Exercise objective:
Write out the data below in full, unchanged, minus the images.

Input records:
## Start
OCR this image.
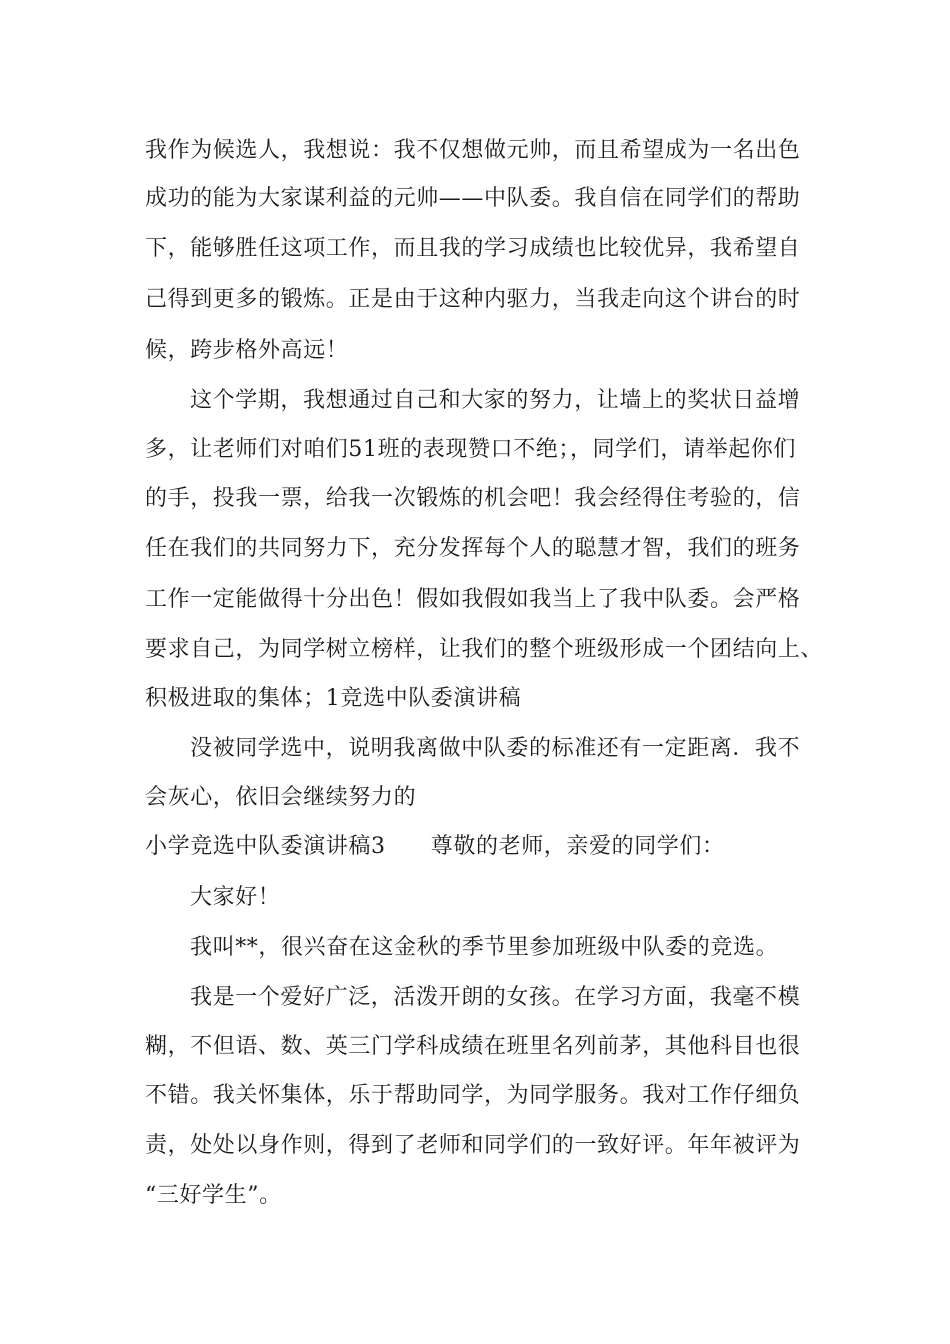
我作为候选人，我想说：我不仅想做元帅，而且希望成为一名出色
成功的能为大家谋利益的元帅——中队委。我自信在同学们的帮助
下，能够胜任这项工作，而且我的学习成绩也比较优异，我希望自
己得到更多的锻炼。正是由于这种内驱力，当我走向这个讲台的时
候，跨步格外高远！
这个学期，我想通过自己和大家的努力，让墙上的奖状日益增
多，让老师们对咱们51班的表现赞口不绝；，同学们，请举起你们
的手，投我一票，给我一次锻炼的机会吧！我会经得住考验的，信
任在我们的共同努力下，充分发挥每个人的聪慧才智，我们的班务
工作一定能做得十分出色！假如我假如我当上了我中队委。会严格
要求自己，为同学树立榜样，让我们的整个班级形成一个团结向上、
积极进取的集体；1竞选中队委演讲稿
没被同学选中，说明我离做中队委的标准还有一定距离．我不
会灰心，依旧会继续努力的
小学竞选中队委演讲稿3　　尊敬的老师，亲爱的同学们：
大家好！
我叫**，很兴奋在这金秋的季节里参加班级中队委的竞选。
我是一个爱好广泛，活泼开朗的女孩。在学习方面，我毫不模
糊，不但语、数、英三门学科成绩在班里名列前茅，其他科目也很
不错。我关怀集体，乐于帮助同学，为同学服务。我对工作仔细负
责，处处以身作则，得到了老师和同学们的一致好评。年年被评为
“三好学生”。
## End
Task response:
OCR this image.
我作为候选人，我想说：我不仅想做元帅，而且希望成为一名出色
成功的能为大家谋利益的元帅——中队委。我自信在同学们的帮助
下，能够胜任这项工作，而且我的学习成绩也比较优异，我希望自
己得到更多的锻炼。正是由于这种内驱力，当我走向这个讲台的时
候，跨步格外高远！
这个学期，我想通过自己和大家的努力，让墙上的奖状日益增
多，让老师们对咱们51班的表现赞口不绝；，同学们，请举起你们
的手，投我一票，给我一次锻炼的机会吧！我会经得住考验的，信
任在我们的共同努力下，充分发挥每个人的聪慧才智，我们的班务
工作一定能做得十分出色！假如我假如我当上了我中队委。会严格
要求自己，为同学树立榜样，让我们的整个班级形成一个团结向上、
积极进取的集体；1竞选中队委演讲稿
没被同学选中，说明我离做中队委的标准还有一定距离．我不
会灰心，依旧会继续努力的
小学竞选中队委演讲稿3　　尊敬的老师，亲爱的同学们：
大家好！
我叫**，很兴奋在这金秋的季节里参加班级中队委的竞选。
我是一个爱好广泛，活泼开朗的女孩。在学习方面，我毫不模
糊，不但语、数、英三门学科成绩在班里名列前茅，其他科目也很
不错。我关怀集体，乐于帮助同学，为同学服务。我对工作仔细负
责，处处以身作则，得到了老师和同学们的一致好评。年年被评为
“三好学生”。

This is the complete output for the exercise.